* [Job] Answer with the number of lines in the listing below that contain the word "információ", and nothing else.

* [Entries shown]
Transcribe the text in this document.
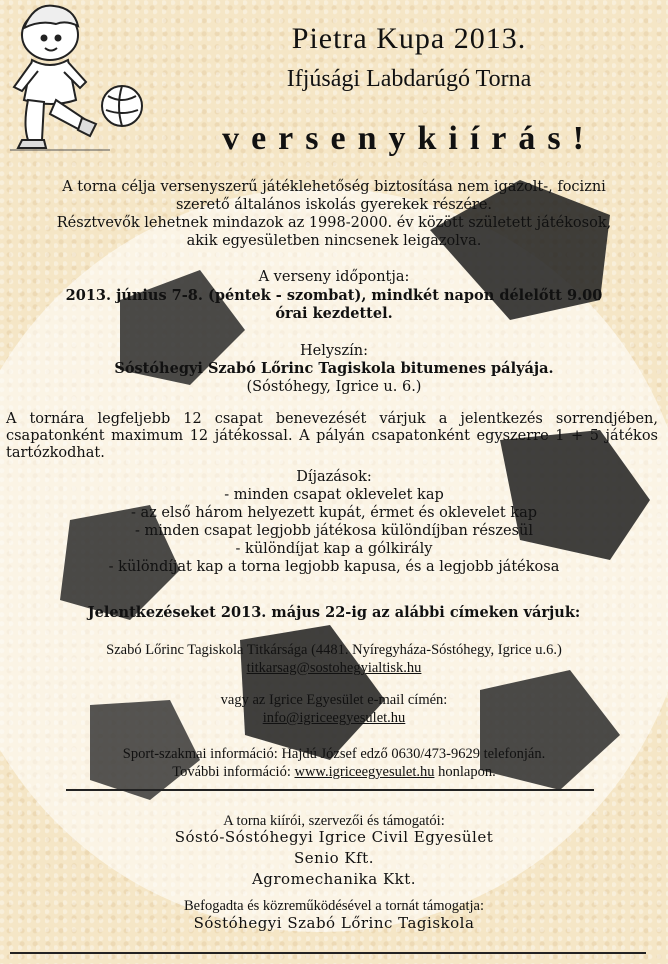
Pietra Kupa 2013.
Ifjúsági Labdarúgó Torna
versenykiírás!
A torna célja versenyszerű játéklehetőség biztosítása nem igazolt-, focizni
szerető általános iskolás gyerekek részére.
Résztvevők lehetnek mindazok az 1998-2000. év között született játékosok,
akik egyesületben nincsenek leigazolva.
A verseny időpontja:
2013. június 7-8. (péntek - szombat), mindkét napon délelőtt 9.00
órai kezdettel.
Helyszín:
Sóstóhegyi Szabó Lőrinc Tagiskola bitumenes pályája.
(Sóstóhegy, Igrice u. 6.)
A tornára legfeljebb 12 csapat benevezését várjuk a jelentkezés sorrendjében, csapatonként maximum 12 játékossal. A pályán csapatonként egyszerre 1 + 5 játékos tartózkodhat.
Díjazások:
- minden csapat oklevelet kap
- az első három helyezett kupát, érmet és oklevelet kap
- minden csapat legjobb játékosa különdíjban részesül
- különdíjat kap a gólkirály
- különdíjat kap a torna legjobb kapusa, és a legjobb játékosa
Jelentkezéseket 2013. május 22-ig az alábbi címeken várjuk:
Szabó Lőrinc Tagiskola Titkársága (4481. Nyíregyháza-Sóstóhegy, Igrice u.6.)
titkarsag@sostohegyialtisk.hu
vagy az Igrice Egyesület e-mail címén:
info@igriceegyesulet.hu
Sport-szakmai információ: Hajdú József edző 0630/473-9629 telefonján.
További információ: www.igriceegyesulet.hu honlapon.
A torna kiírói, szervezői és támogatói:
Sóstó-Sóstóhegyi Igrice Civil Egyesület
Senio Kft.
Agromechanika Kkt.
Befogadta és közreműködésével a tornát támogatja:
Sóstóhegyi Szabó Lőrinc Tagiskola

* [Output below] 2